**What to work on:**
Transcribe the records exactly. Pictures do not belong in the transcription.

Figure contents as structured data

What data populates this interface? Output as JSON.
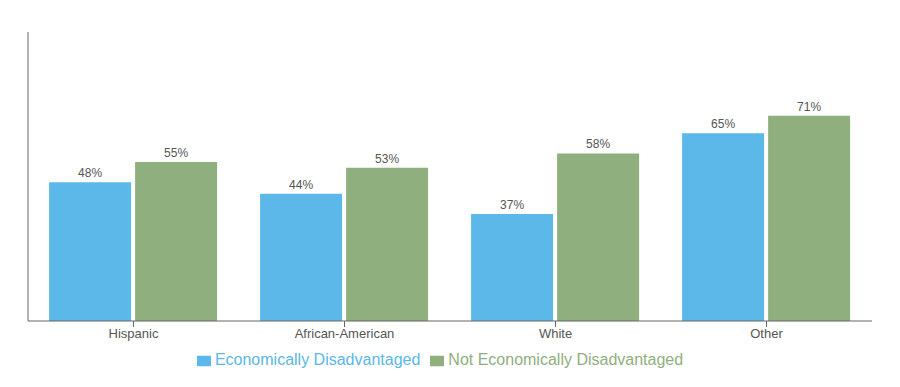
{
  "chart_data": {
    "type": "bar",
    "categories": [
      "Hispanic",
      "African-American",
      "White",
      "Other"
    ],
    "series": [
      {
        "name": "Economically Disadvantaged",
        "color": "#5BB8E8",
        "values": [
          48,
          44,
          37,
          65
        ],
        "value_labels": [
          "48%",
          "44%",
          "37%",
          "65%"
        ]
      },
      {
        "name": "Not Economically Disadvantaged",
        "color": "#8FAF7E",
        "values": [
          55,
          53,
          58,
          71
        ],
        "value_labels": [
          "55%",
          "53%",
          "58%",
          "71%"
        ]
      }
    ],
    "ylim": [
      0,
      100
    ],
    "grid": false,
    "legend": "bottom",
    "data_labels": true,
    "tick_labels": "x"
  }
}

**Result below:**
What data populates this interface? Output as JSON.
{
  "chart_data": {
    "type": "bar",
    "categories": [
      "Hispanic",
      "African-American",
      "White",
      "Other"
    ],
    "series": [
      {
        "name": "Economically Disadvantaged",
        "color": "#5BB8E8",
        "values": [
          48,
          44,
          37,
          65
        ],
        "value_labels": [
          "48%",
          "44%",
          "37%",
          "65%"
        ]
      },
      {
        "name": "Not Economically Disadvantaged",
        "color": "#8FAF7E",
        "values": [
          55,
          53,
          58,
          71
        ],
        "value_labels": [
          "55%",
          "53%",
          "58%",
          "71%"
        ]
      }
    ],
    "ylim": [
      0,
      100
    ],
    "grid": false,
    "legend": "bottom",
    "data_labels": true,
    "tick_labels": "x"
  }
}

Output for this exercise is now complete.